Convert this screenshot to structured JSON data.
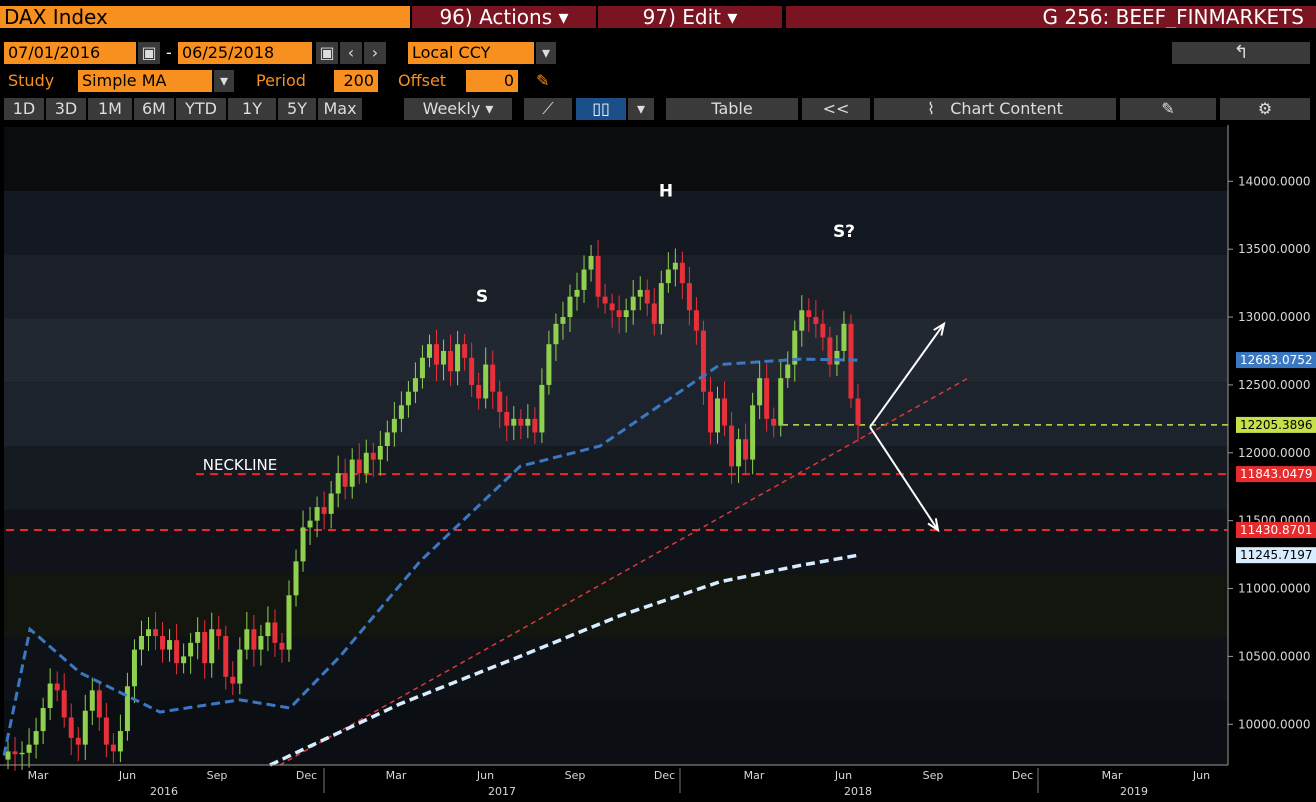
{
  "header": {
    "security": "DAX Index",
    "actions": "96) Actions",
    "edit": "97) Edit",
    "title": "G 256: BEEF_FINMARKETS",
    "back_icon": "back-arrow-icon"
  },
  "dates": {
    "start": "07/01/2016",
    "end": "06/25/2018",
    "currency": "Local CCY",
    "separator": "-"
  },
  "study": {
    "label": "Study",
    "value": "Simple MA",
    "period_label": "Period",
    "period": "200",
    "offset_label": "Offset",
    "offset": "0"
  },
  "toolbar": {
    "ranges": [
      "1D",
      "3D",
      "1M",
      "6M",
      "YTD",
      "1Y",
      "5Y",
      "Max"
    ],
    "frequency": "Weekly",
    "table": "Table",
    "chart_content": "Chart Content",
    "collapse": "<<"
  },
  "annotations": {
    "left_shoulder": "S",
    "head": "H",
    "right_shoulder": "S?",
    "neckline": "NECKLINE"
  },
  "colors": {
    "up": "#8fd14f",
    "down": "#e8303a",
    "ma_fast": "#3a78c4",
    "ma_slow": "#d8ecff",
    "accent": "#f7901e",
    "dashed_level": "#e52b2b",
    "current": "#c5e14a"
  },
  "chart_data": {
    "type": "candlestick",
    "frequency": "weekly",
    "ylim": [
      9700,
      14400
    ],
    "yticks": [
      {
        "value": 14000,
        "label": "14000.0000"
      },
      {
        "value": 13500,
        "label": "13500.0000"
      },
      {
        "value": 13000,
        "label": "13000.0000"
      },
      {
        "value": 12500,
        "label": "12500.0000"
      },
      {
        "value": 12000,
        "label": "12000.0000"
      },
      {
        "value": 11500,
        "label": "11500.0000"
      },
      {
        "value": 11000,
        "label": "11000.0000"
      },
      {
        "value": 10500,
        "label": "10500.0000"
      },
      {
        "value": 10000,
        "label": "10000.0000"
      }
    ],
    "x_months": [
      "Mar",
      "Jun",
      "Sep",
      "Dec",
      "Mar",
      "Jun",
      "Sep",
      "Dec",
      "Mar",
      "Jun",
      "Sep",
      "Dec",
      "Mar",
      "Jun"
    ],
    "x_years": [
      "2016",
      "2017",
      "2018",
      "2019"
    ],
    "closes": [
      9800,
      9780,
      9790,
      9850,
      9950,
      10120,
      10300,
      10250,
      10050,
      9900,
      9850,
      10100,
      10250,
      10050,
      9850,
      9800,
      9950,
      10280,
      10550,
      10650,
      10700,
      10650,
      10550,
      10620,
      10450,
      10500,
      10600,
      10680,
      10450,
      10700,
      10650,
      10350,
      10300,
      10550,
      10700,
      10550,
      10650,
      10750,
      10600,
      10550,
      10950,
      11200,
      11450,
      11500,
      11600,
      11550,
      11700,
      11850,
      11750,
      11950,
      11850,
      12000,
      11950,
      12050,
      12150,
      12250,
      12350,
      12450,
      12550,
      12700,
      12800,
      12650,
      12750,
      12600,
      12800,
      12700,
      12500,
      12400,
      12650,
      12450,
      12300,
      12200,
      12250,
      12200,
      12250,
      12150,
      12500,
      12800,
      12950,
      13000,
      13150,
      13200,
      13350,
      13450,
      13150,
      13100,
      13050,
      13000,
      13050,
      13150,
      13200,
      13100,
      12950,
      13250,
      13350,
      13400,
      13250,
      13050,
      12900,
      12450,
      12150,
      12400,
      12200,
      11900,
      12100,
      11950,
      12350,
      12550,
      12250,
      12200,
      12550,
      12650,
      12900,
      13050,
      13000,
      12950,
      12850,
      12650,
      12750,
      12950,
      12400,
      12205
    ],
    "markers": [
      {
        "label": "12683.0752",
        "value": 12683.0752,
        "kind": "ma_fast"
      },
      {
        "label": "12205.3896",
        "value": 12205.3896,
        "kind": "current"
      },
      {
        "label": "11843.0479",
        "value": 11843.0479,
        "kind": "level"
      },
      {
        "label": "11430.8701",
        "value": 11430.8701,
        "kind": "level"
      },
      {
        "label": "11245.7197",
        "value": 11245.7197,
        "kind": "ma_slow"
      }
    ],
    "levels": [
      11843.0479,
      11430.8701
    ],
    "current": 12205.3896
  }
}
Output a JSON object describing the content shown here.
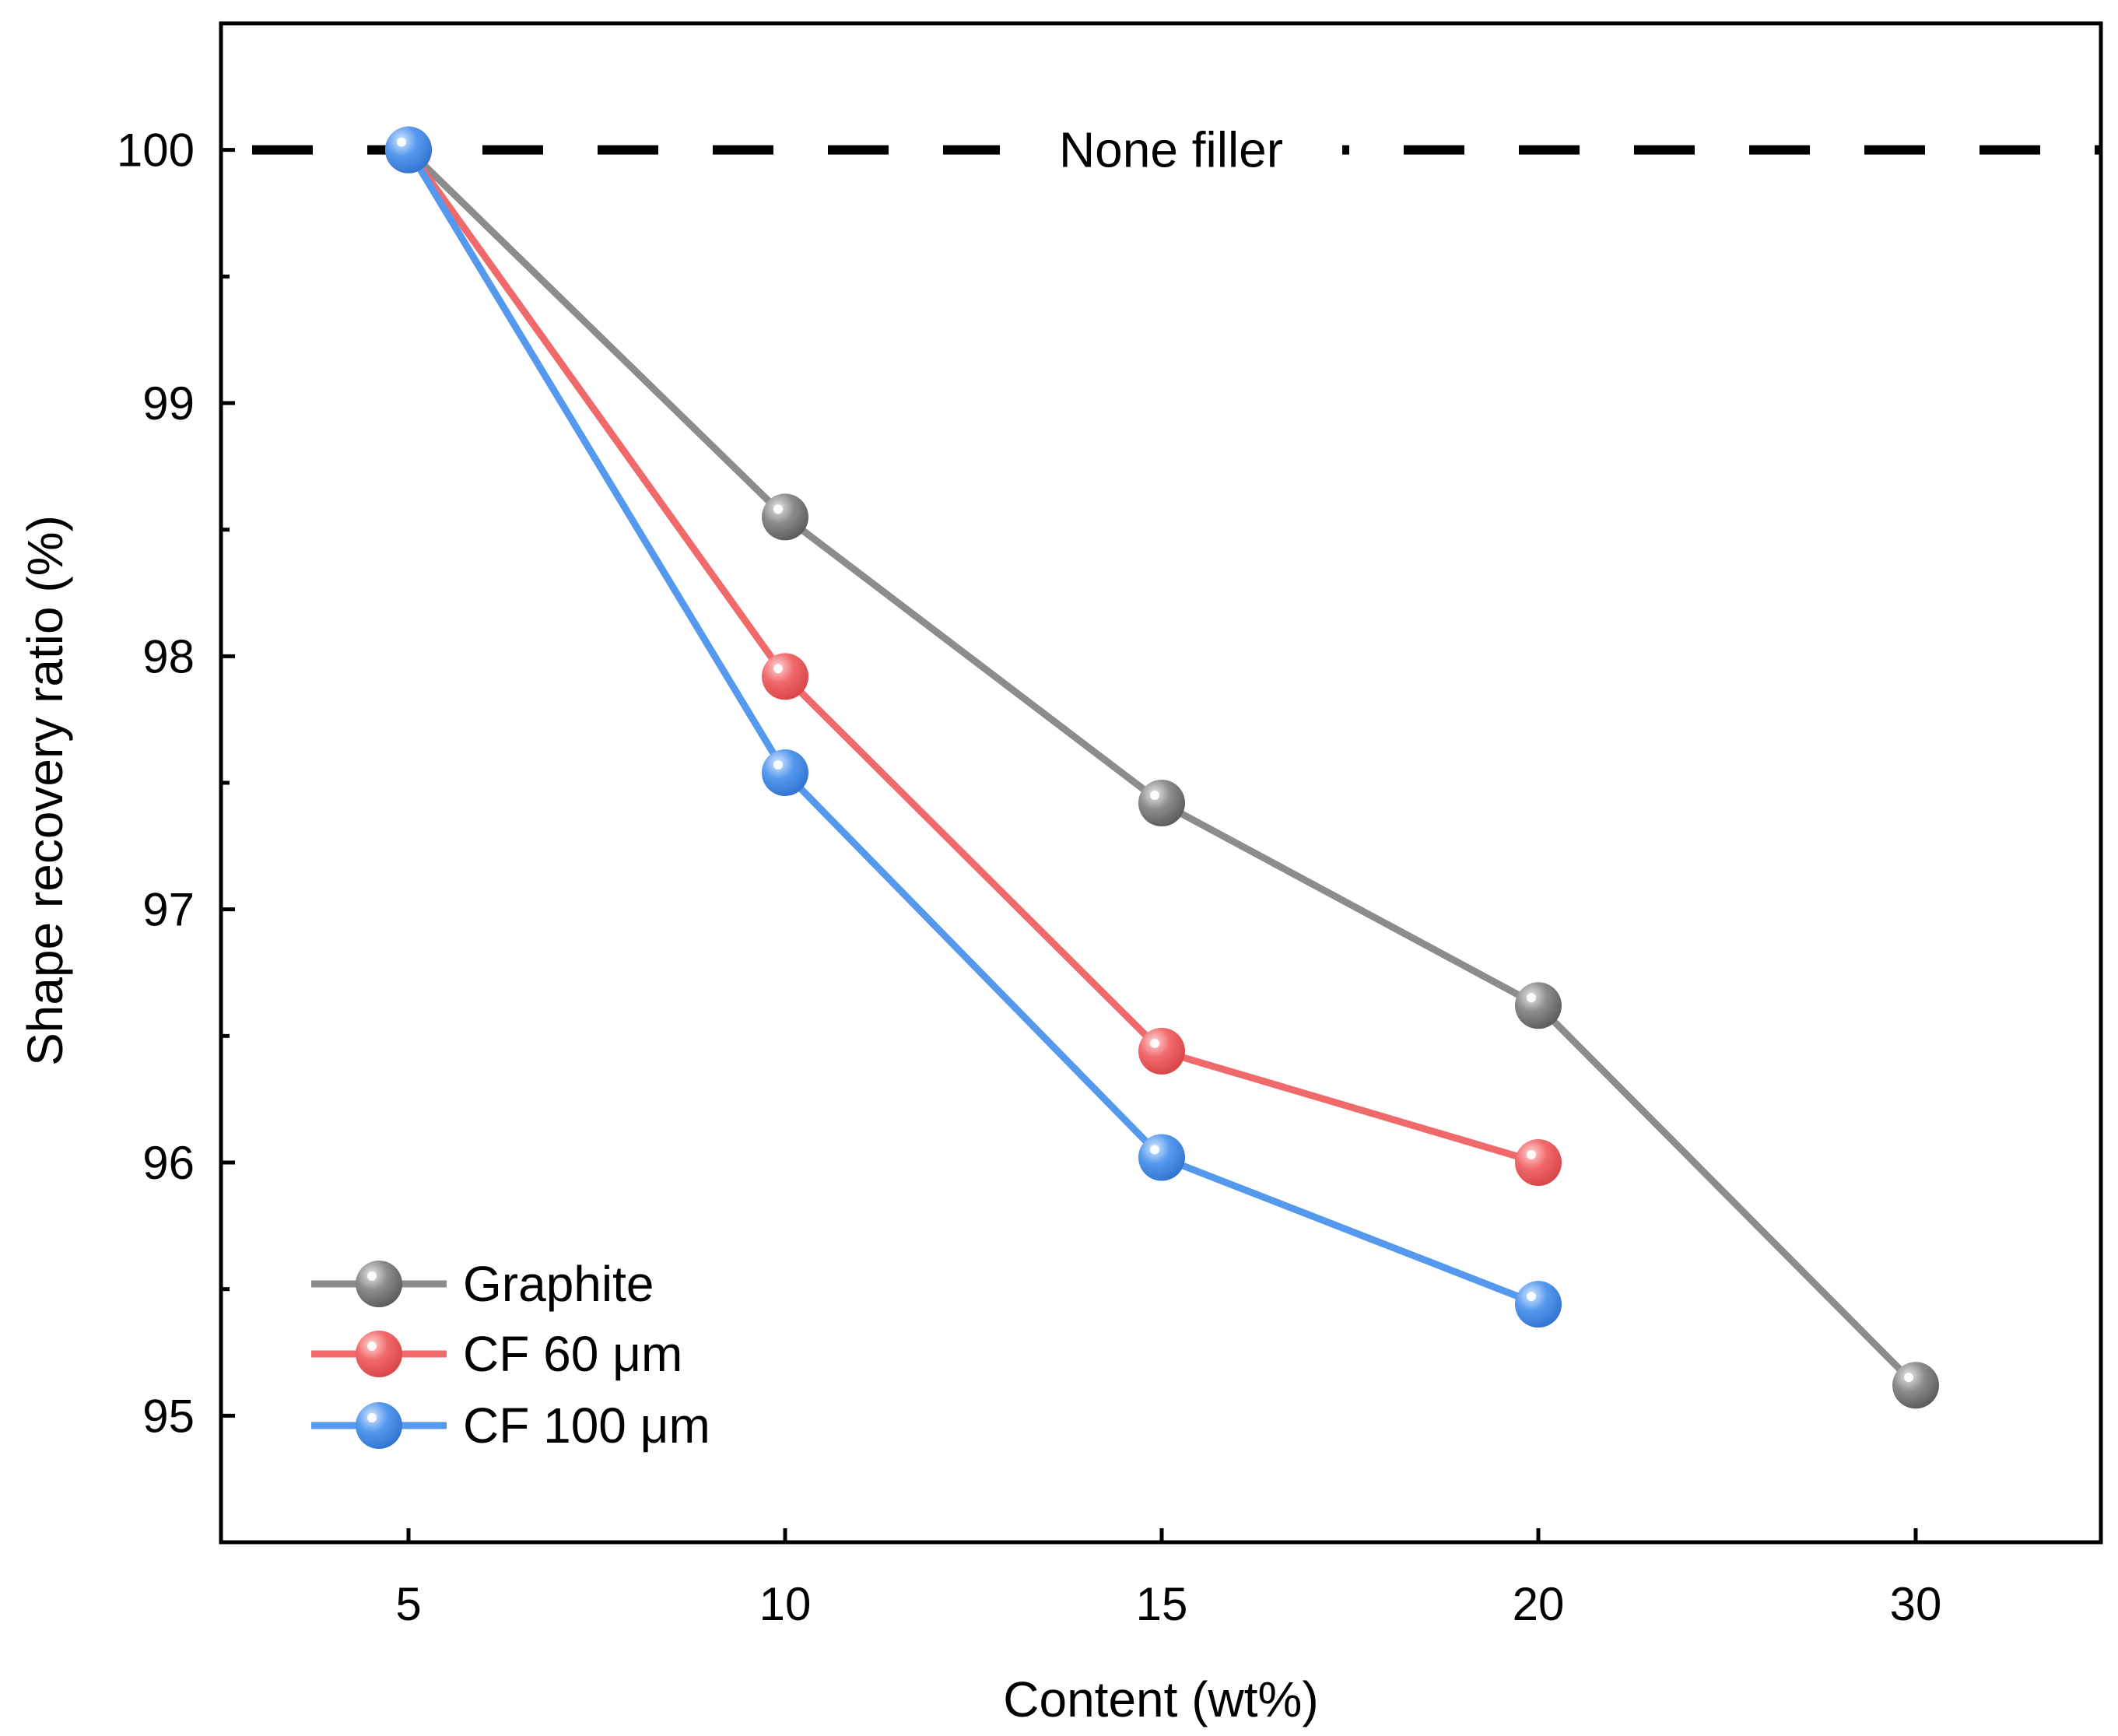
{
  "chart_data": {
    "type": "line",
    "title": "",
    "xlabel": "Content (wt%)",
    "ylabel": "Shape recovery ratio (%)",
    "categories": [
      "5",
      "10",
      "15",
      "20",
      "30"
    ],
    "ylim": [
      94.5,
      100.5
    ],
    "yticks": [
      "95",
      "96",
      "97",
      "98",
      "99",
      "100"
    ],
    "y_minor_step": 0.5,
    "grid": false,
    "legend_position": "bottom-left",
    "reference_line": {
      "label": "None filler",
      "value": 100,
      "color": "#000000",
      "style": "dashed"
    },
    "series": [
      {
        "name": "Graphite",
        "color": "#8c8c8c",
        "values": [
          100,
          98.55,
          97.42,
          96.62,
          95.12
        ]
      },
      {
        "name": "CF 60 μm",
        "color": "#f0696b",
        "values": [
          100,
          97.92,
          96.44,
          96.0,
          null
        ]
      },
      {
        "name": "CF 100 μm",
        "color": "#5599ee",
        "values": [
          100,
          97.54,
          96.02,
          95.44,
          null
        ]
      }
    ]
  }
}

====================

The exercise: How many lines in the listing above contain "name"? Answer with the number alone.

Exercise solution: 3